* Task brief
Type the records out again in full, exactly.

* Provided data
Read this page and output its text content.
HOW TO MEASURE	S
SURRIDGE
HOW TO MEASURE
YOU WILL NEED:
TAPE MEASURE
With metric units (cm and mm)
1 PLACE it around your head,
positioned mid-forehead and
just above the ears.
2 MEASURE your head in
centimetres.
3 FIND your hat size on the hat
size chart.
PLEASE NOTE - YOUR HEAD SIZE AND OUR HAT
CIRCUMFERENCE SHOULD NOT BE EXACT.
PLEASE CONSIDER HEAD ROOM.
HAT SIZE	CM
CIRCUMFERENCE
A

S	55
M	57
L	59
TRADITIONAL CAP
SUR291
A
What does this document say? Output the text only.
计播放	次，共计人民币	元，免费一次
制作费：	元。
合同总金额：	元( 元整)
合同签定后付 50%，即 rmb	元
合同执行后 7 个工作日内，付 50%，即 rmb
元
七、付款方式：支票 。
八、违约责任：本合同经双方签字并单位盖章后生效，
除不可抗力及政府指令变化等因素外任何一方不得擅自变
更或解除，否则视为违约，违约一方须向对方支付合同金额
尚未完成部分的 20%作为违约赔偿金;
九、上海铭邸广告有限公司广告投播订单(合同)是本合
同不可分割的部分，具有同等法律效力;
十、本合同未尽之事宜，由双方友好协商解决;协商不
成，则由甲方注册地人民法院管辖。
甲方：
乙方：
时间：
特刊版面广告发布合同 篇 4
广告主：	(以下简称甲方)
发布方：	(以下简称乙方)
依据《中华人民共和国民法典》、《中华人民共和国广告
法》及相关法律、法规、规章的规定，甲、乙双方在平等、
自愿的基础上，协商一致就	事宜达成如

* Task solution
Read this page and output its text content.
HOW TO MEASURE	S
SURRIDGE
HOW TO MEASURE
YOU WILL NEED:
TAPE MEASURE
With metric units (cm and mm)
1 PLACE it around your head,
positioned mid-forehead and
just above the ears.
2 MEASURE your head in
centimetres.
3 FIND your hat size on the hat
size chart.
PLEASE NOTE - YOUR HEAD SIZE AND OUR HAT
CIRCUMFERENCE SHOULD NOT BE EXACT.
PLEASE CONSIDER HEAD ROOM.
HAT SIZE	CM
CIRCUMFERENCE
A

S	55
M	57
L	59
TRADITIONAL CAP
SUR291
A
What does this document say? Output the text only.
计播放	次，共计人民币	元，免费一次
制作费：	元。
合同总金额：	元( 元整)
合同签定后付 50%，即 rmb	元
合同执行后 7 个工作日内，付 50%，即 rmb
元
七、付款方式：支票 。
八、违约责任：本合同经双方签字并单位盖章后生效，
除不可抗力及政府指令变化等因素外任何一方不得擅自变
更或解除，否则视为违约，违约一方须向对方支付合同金额
尚未完成部分的 20%作为违约赔偿金;
九、上海铭邸广告有限公司广告投播订单(合同)是本合
同不可分割的部分，具有同等法律效力;
十、本合同未尽之事宜，由双方友好协商解决;协商不
成，则由甲方注册地人民法院管辖。
甲方：
乙方：
时间：
特刊版面广告发布合同 篇 4
广告主：	(以下简称甲方)
发布方：	(以下简称乙方)
依据《中华人民共和国民法典》、《中华人民共和国广告
法》及相关法律、法规、规章的规定，甲、乙双方在平等、
自愿的基础上，协商一致就	事宜达成如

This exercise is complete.